--- Short task ---
Exclude the pictures and retype the entries as written.

Recorded data

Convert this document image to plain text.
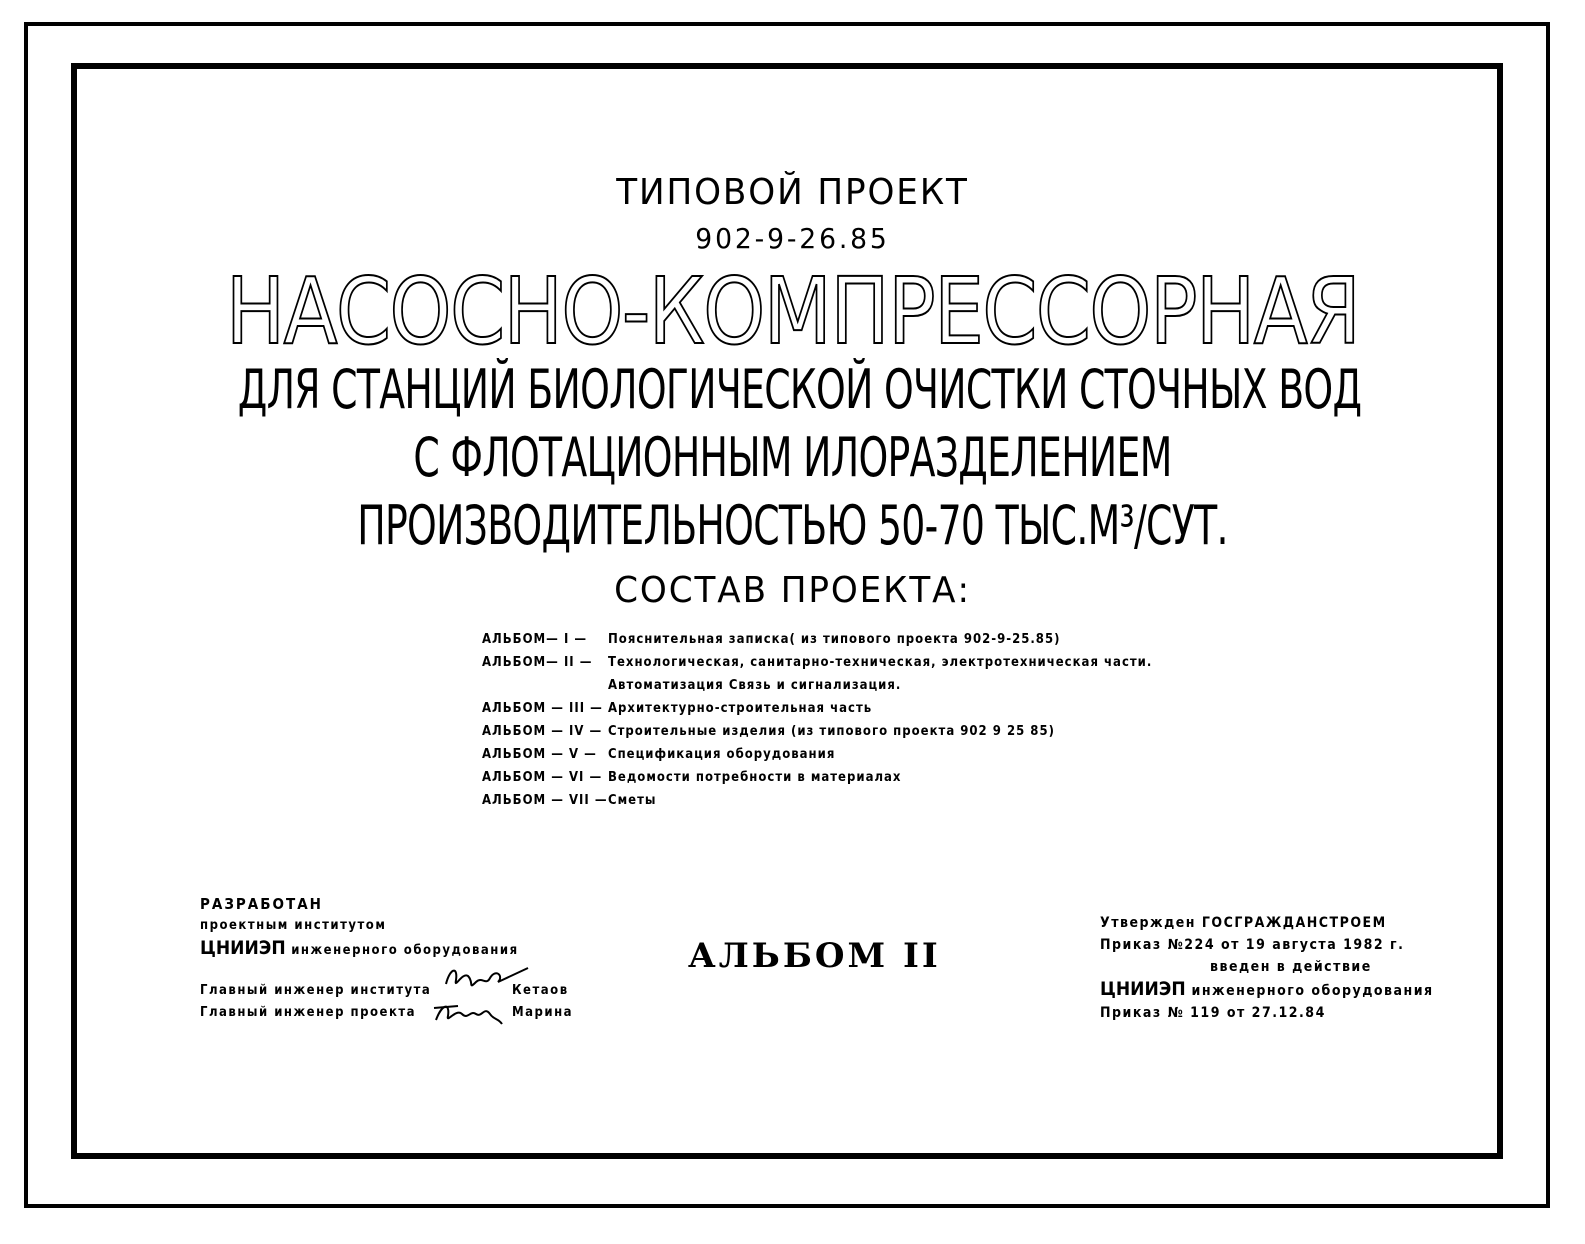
ТИПОВОЙ ПРОЕКТ
902-9-26.85
НАСОСНО-КОМПРЕССОРНАЯ
ДЛЯ СТАНЦИЙ БИОЛОГИЧЕСКОЙ ОЧИСТКИ СТОЧНЫХ ВОД
С ФЛОТАЦИОННЫМ ИЛОРАЗДЕЛЕНИЕМ
ПРОИЗВОДИТЕЛЬНОСТЬЮ 50-70 ТЫС.М³/СУТ.
СОСТАВ ПРОЕКТА:
АЛЬБОМ— I —	Пояснительная записка( из типового проекта 902-9-25.85)
АЛЬБОМ— II —	Технологическая, санитарно-техническая, электротехническая части.
Автоматизация Связь и сигнализация.
АЛЬБОМ — III — Архитектурно-строительная часть
АЛЬБОМ — IV — Строительные изделия (из типового проекта 902 9 25 85)
АЛЬБОМ — V — Спецификация оборудования
АЛЬБОМ — VI — Ведомости потребности в материалах
АЛЬБОМ — VII — Сметы
РАЗРАБОТАН
проектным институтом
ЦНИИЭП инженерного оборудования
Главный инженер института
Главный инженер проекта
Кетаов
Марина
АЛЬБОМ II
Утвержден ГОСГРАЖДАНСТРОЕМ
Приказ №224 от 19 августа 1982 г.
введен в действие
ЦНИИЭП инженерного оборудования
Приказ № 119 от 27.12.84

--- Problem solution ---
Convert this document image to plain text.
ТИПОВОЙ ПРОЕКТ
902-9-26.85
НАСОСНО-КОМПРЕССОРНАЯ
ДЛЯ СТАНЦИЙ БИОЛОГИЧЕСКОЙ ОЧИСТКИ СТОЧНЫХ ВОД
С ФЛОТАЦИОННЫМ ИЛОРАЗДЕЛЕНИЕМ
ПРОИЗВОДИТЕЛЬНОСТЬЮ 50-70 ТЫС.М³/СУТ.
СОСТАВ ПРОЕКТА:
АЛЬБОМ— I —	Пояснительная записка( из типового проекта 902-9-25.85)
АЛЬБОМ— II —	Технологическая, санитарно-техническая, электротехническая части.
Автоматизация Связь и сигнализация.
АЛЬБОМ — III — Архитектурно-строительная часть
АЛЬБОМ — IV — Строительные изделия (из типового проекта 902 9 25 85)
АЛЬБОМ — V — Спецификация оборудования
АЛЬБОМ — VI — Ведомости потребности в материалах
АЛЬБОМ — VII — Сметы
РАЗРАБОТАН
проектным институтом
ЦНИИЭП инженерного оборудования
Главный инженер института
Главный инженер проекта
Кетаов
Марина
АЛЬБОМ II
Утвержден ГОСГРАЖДАНСТРОЕМ
Приказ №224 от 19 августа 1982 г.
введен в действие
ЦНИИЭП инженерного оборудования
Приказ № 119 от 27.12.84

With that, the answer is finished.